## TASK TO CARRY OUT
Exactly as written, quote every line that follows, skipping the images.

Stored data
>> BEGIN
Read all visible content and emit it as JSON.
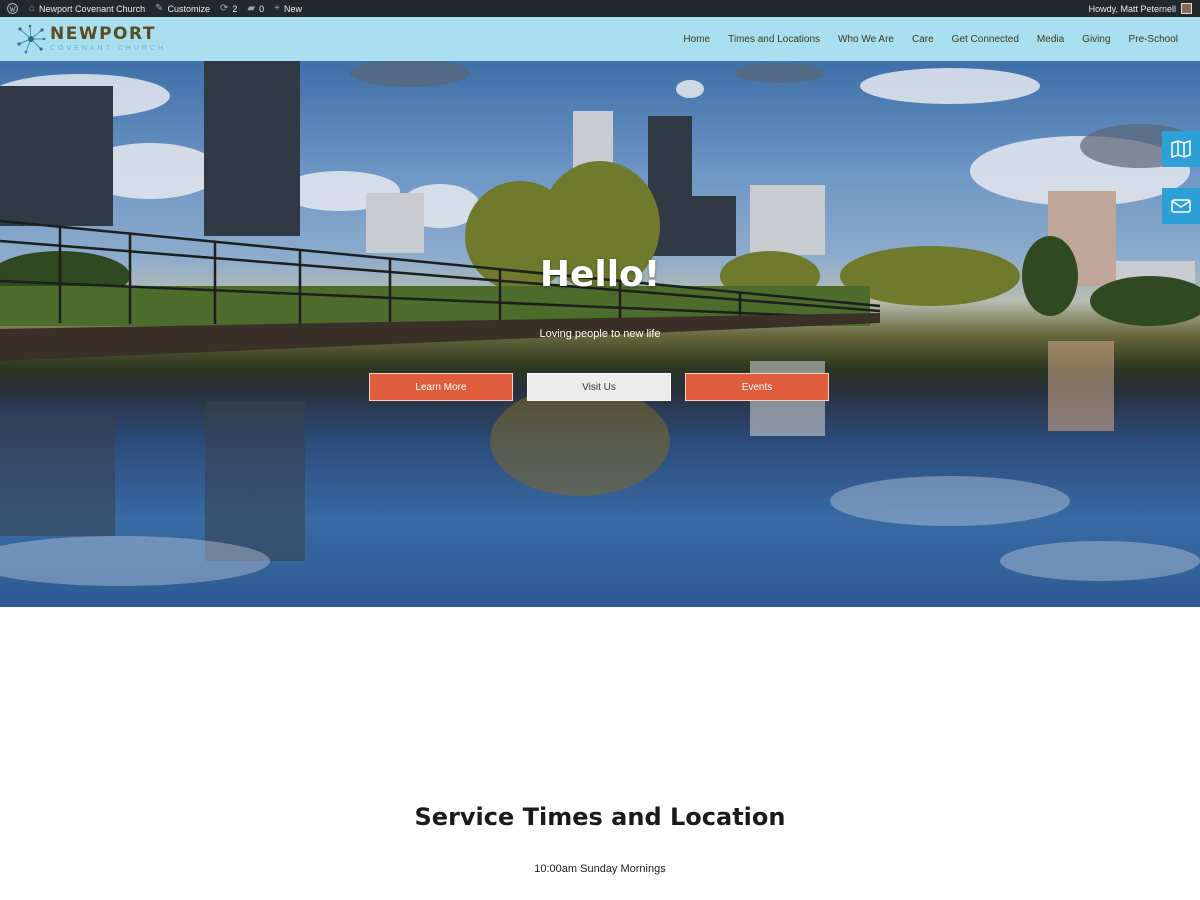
{
  "admin_bar": {
    "site_name": "Newport Covenant Church",
    "customize": "Customize",
    "updates_count": "2",
    "comments_count": "0",
    "new_label": "New",
    "howdy": "Howdy, Matt Peternell"
  },
  "header": {
    "logo_title": "NEWPORT",
    "logo_subtitle": "COVENANT CHURCH",
    "nav": [
      "Home",
      "Times and Locations",
      "Who We Are",
      "Care",
      "Get Connected",
      "Media",
      "Giving",
      "Pre-School"
    ]
  },
  "hero": {
    "title": "Hello!",
    "subtitle": "Loving people to new life",
    "buttons": [
      "Learn More",
      "Visit Us",
      "Events"
    ]
  },
  "side_tabs": [
    "map-icon",
    "mail-icon"
  ],
  "section": {
    "title": "Service Times and Location",
    "text": "10:00am Sunday Mornings"
  },
  "colors": {
    "admin_bar": "#23282d",
    "header_bg": "#a9dfee",
    "accent_orange": "#df5c3c",
    "side_tab_blue": "#2ea0d8"
  }
}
>> END
## THE RESPONSE
Read all visible content and emit it as JSON.
{
  "admin_bar": {
    "site_name": "Newport Covenant Church",
    "customize": "Customize",
    "updates_count": "2",
    "comments_count": "0",
    "new_label": "New",
    "howdy": "Howdy, Matt Peternell"
  },
  "header": {
    "logo_title": "NEWPORT",
    "logo_subtitle": "COVENANT CHURCH",
    "nav": [
      "Home",
      "Times and Locations",
      "Who We Are",
      "Care",
      "Get Connected",
      "Media",
      "Giving",
      "Pre-School"
    ]
  },
  "hero": {
    "title": "Hello!",
    "subtitle": "Loving people to new life",
    "buttons": [
      "Learn More",
      "Visit Us",
      "Events"
    ]
  },
  "side_tabs": [
    "map-icon",
    "mail-icon"
  ],
  "section": {
    "title": "Service Times and Location",
    "text": "10:00am Sunday Mornings"
  },
  "colors": {
    "admin_bar": "#23282d",
    "header_bg": "#a9dfee",
    "accent_orange": "#df5c3c",
    "side_tab_blue": "#2ea0d8"
  }
}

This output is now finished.